### Data extract

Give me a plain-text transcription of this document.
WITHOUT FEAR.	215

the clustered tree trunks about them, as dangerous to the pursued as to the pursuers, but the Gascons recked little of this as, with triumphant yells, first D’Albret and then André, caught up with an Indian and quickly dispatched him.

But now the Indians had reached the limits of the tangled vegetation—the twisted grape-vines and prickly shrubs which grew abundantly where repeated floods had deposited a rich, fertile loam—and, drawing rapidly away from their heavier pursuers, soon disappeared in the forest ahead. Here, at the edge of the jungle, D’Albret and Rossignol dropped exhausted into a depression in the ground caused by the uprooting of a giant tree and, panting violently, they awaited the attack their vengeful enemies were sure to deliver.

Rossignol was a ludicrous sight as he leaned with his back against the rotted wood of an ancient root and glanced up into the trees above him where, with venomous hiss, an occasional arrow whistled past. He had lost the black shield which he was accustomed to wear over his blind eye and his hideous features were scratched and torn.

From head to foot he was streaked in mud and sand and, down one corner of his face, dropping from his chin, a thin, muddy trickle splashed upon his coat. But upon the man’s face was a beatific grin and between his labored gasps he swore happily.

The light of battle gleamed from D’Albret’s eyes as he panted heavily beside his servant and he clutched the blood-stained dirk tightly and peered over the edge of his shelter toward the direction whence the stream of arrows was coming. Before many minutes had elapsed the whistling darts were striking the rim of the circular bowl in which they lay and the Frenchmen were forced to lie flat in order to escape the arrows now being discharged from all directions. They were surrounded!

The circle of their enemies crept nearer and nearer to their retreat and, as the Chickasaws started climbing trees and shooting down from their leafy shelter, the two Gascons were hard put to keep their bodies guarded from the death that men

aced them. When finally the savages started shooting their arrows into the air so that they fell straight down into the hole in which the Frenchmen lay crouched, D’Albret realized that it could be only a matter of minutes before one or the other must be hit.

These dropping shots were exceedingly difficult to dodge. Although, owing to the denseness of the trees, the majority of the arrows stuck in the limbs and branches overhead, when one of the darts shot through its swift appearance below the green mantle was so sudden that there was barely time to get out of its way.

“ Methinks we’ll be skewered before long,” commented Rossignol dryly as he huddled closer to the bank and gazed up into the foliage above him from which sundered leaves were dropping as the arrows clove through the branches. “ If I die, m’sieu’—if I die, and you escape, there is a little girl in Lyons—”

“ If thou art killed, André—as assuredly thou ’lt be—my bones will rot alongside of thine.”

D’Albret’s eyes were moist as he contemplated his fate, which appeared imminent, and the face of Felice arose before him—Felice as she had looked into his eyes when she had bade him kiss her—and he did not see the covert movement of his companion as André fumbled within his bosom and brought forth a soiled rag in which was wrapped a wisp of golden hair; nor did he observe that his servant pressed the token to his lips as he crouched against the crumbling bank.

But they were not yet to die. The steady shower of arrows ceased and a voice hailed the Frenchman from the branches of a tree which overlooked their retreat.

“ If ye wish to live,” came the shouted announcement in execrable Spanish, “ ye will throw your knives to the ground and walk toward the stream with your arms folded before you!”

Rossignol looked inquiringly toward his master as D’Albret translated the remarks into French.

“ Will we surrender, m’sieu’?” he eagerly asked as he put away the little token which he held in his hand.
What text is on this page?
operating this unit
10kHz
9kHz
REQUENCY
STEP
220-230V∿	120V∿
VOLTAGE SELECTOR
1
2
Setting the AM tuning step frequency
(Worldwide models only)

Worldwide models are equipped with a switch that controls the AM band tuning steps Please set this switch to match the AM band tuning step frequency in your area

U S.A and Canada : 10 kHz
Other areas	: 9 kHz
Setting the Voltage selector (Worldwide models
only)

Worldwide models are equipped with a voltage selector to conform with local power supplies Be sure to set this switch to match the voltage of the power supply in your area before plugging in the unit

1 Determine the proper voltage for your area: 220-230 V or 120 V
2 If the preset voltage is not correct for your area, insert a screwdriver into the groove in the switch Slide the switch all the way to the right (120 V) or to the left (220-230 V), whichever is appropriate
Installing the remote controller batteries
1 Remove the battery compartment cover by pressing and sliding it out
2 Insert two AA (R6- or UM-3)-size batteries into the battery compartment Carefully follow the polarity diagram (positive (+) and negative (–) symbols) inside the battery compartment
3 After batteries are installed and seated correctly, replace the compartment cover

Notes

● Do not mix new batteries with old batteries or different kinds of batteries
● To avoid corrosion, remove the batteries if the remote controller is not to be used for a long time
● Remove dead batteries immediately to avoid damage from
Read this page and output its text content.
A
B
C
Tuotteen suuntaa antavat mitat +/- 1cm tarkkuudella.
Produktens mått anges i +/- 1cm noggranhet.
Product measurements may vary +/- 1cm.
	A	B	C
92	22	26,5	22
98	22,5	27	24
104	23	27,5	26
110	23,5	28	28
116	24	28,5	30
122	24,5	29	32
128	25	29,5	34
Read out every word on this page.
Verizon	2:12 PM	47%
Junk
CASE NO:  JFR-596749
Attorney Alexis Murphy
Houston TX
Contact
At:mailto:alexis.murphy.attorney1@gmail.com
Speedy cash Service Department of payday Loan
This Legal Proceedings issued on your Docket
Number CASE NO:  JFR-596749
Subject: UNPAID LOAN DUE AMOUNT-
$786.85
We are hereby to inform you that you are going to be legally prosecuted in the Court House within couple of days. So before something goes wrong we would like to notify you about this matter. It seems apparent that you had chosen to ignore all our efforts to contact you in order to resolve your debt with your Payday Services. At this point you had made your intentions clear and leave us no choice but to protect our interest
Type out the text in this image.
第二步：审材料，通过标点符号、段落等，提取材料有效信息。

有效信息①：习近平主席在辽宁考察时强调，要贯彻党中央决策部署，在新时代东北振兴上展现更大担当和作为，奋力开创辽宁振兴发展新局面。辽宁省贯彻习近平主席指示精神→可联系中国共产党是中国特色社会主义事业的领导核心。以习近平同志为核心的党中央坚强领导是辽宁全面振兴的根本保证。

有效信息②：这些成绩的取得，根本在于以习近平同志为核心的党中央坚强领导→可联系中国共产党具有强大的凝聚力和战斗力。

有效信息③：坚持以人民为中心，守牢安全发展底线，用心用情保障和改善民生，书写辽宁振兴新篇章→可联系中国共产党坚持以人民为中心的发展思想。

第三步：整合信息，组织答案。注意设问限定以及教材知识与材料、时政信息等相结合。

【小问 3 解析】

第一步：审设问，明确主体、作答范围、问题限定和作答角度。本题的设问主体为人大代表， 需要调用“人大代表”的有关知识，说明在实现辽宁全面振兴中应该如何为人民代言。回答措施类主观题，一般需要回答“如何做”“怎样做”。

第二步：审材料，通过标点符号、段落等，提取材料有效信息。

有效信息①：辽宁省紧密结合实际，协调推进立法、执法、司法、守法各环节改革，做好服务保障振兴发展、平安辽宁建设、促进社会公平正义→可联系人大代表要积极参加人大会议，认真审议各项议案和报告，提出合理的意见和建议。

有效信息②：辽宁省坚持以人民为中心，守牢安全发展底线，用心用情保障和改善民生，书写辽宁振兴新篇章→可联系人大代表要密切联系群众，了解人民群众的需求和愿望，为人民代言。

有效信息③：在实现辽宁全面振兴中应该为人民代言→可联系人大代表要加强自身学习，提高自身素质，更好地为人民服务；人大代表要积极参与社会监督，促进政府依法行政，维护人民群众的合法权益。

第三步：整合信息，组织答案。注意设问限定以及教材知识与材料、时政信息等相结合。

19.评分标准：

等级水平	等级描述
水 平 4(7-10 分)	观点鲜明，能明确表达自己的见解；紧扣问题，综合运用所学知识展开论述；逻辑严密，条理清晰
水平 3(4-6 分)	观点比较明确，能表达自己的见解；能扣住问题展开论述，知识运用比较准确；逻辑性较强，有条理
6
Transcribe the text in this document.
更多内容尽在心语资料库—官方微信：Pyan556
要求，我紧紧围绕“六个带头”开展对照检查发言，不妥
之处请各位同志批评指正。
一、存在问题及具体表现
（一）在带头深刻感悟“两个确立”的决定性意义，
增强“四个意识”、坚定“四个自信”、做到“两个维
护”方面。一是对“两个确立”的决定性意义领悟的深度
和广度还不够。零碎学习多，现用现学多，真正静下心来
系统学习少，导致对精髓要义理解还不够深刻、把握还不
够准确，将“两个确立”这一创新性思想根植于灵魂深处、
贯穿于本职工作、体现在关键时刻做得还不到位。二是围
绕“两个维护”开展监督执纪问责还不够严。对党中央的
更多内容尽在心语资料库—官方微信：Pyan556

######

> _What the task requires_
Each line that contains the string "Read" counts once; say how many there are and nothing else.

> _Solved exercise_
2